_Short exercise:_
Work out the number of lines containing "JSON". Give that number alone.

─── Material to process

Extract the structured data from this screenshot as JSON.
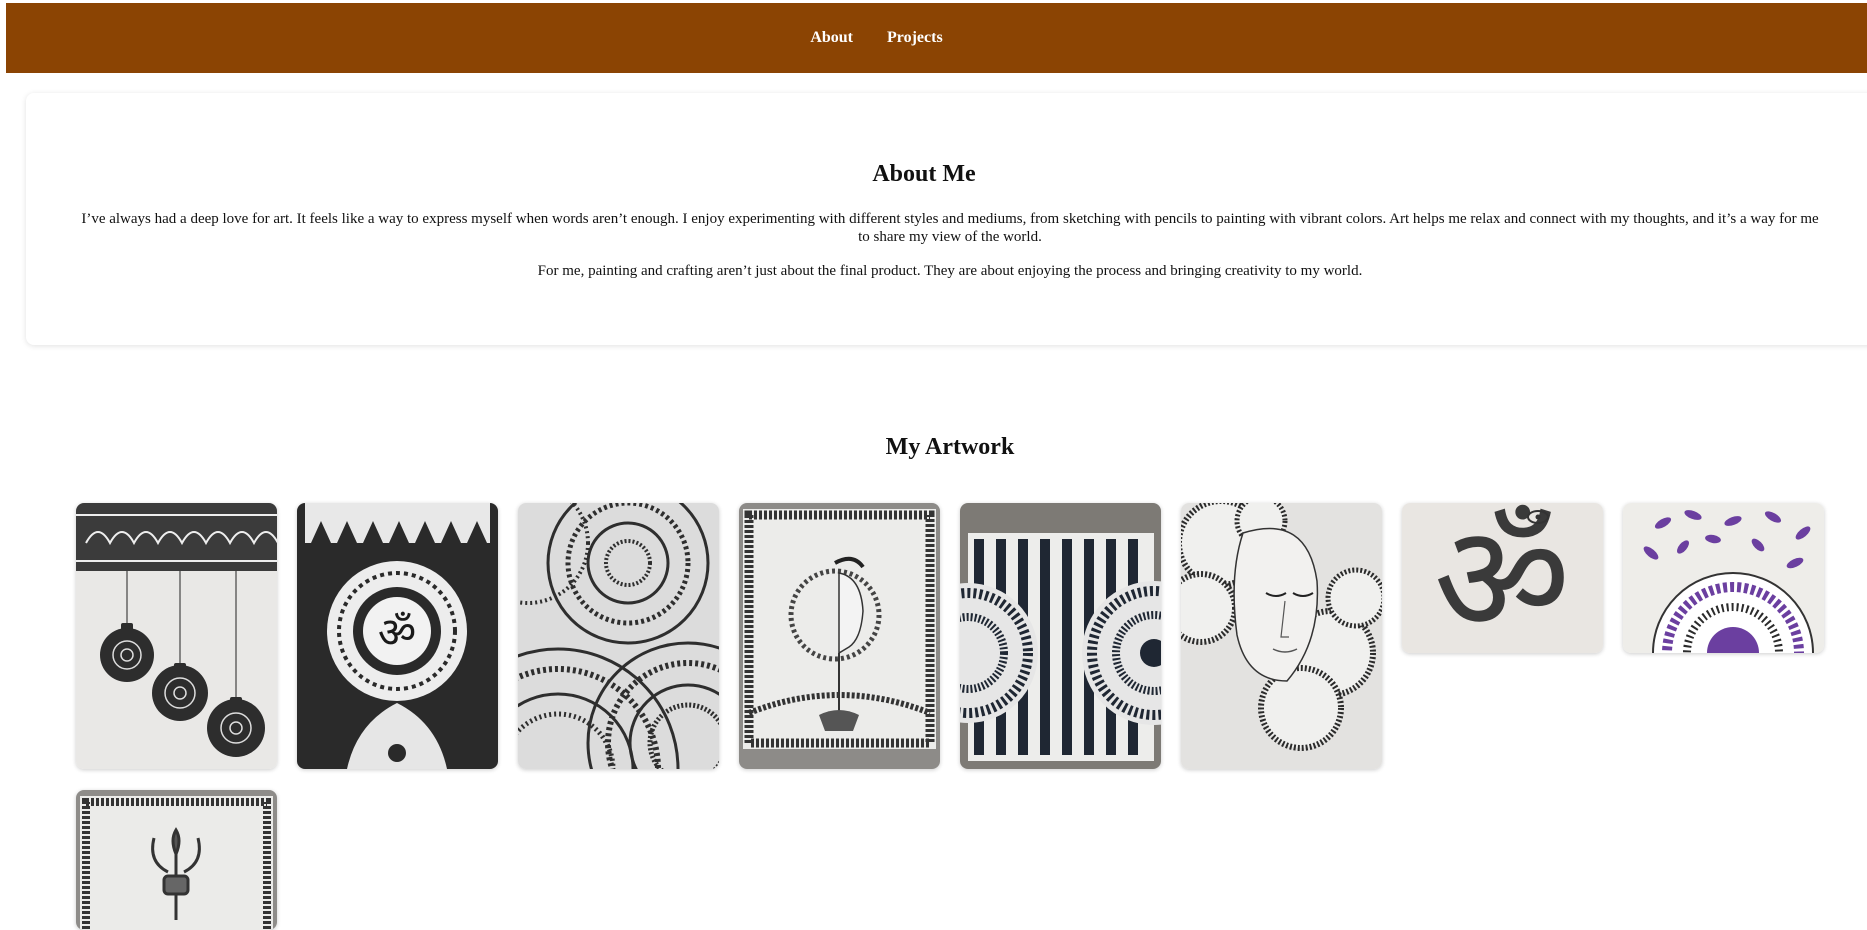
{
  "nav": {
    "about": "About",
    "projects": "Projects"
  },
  "about": {
    "title": "About Me",
    "paragraph1": "I’ve always had a deep love for art. It feels like a way to express myself when words aren’t enough. I enjoy experimenting with different styles and mediums, from sketching with pencils to painting with vibrant colors. Art helps me relax and connect with my thoughts, and it’s a way for me to share my view of the world.",
    "paragraph2": "For me, painting and crafting aren’t just about the final product. They are about enjoying the process and bringing creativity to my world."
  },
  "artwork": {
    "title": "My Artwork"
  },
  "colors": {
    "navbar": "#8b4403",
    "text": "#111111",
    "background": "#ffffff",
    "accent_purple": "#6b3fa0"
  }
}
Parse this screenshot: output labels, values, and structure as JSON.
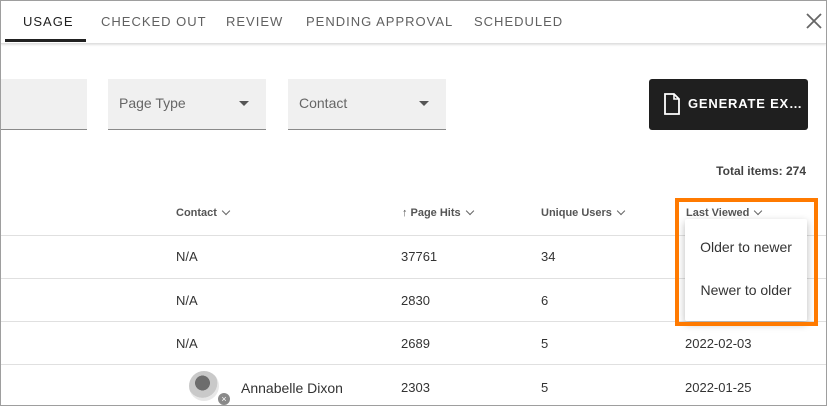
{
  "tabs": [
    {
      "label": "USAGE",
      "active": true
    },
    {
      "label": "CHECKED OUT",
      "active": false
    },
    {
      "label": "REVIEW",
      "active": false
    },
    {
      "label": "PENDING APPROVAL",
      "active": false
    },
    {
      "label": "SCHEDULED",
      "active": false
    }
  ],
  "close_icon": "close-icon",
  "filters": {
    "page_type": "Page Type",
    "contact": "Contact"
  },
  "generate_button": {
    "label": "GENERATE EX…",
    "icon": "document-icon"
  },
  "total_items": {
    "label": "Total items:",
    "value": "274"
  },
  "table": {
    "columns": {
      "contact": "Contact",
      "page_hits": "Page Hits",
      "unique_users": "Unique Users",
      "last_viewed": "Last Viewed"
    },
    "rows": [
      {
        "contact": "N/A",
        "page_hits": "37761",
        "unique_users": "34",
        "last_viewed": ""
      },
      {
        "contact": "N/A",
        "page_hits": "2830",
        "unique_users": "6",
        "last_viewed": ""
      },
      {
        "contact": "N/A",
        "page_hits": "2689",
        "unique_users": "5",
        "last_viewed": "2022-02-03"
      },
      {
        "contact": "Annabelle Dixon",
        "page_hits": "2303",
        "unique_users": "5",
        "last_viewed": "2022-01-25"
      }
    ]
  },
  "sort_menu": {
    "items": [
      "Older to newer",
      "Newer to older"
    ]
  },
  "colors": {
    "highlight": "#ff7a00",
    "button_bg": "#1f1f1f",
    "filter_bg": "#f0f0f0"
  }
}
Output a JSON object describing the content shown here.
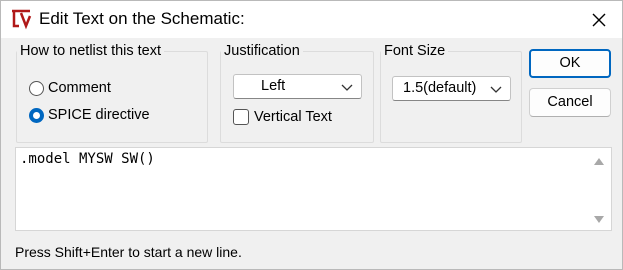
{
  "window": {
    "title": "Edit Text on the Schematic:",
    "icons": {
      "app": "ltspice-app-icon",
      "close": "close-icon"
    }
  },
  "netlist_group": {
    "legend": "How to netlist this text",
    "options": [
      {
        "label": "Comment",
        "selected": false
      },
      {
        "label": "SPICE directive",
        "selected": true
      }
    ]
  },
  "justification_group": {
    "legend": "Justification",
    "selected": "Left",
    "vertical_text_label": "Vertical Text",
    "vertical_text_checked": false
  },
  "font_size_group": {
    "legend": "Font Size",
    "selected": "1.5(default)"
  },
  "buttons": {
    "ok": "OK",
    "cancel": "Cancel"
  },
  "editor": {
    "text": ".model MYSW SW()"
  },
  "status_text": "Press Shift+Enter to start a new line.",
  "colors": {
    "accent": "#0067c0",
    "background": "#f0f0f0",
    "icon_red": "#b01818"
  }
}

──────

_Response below:_
3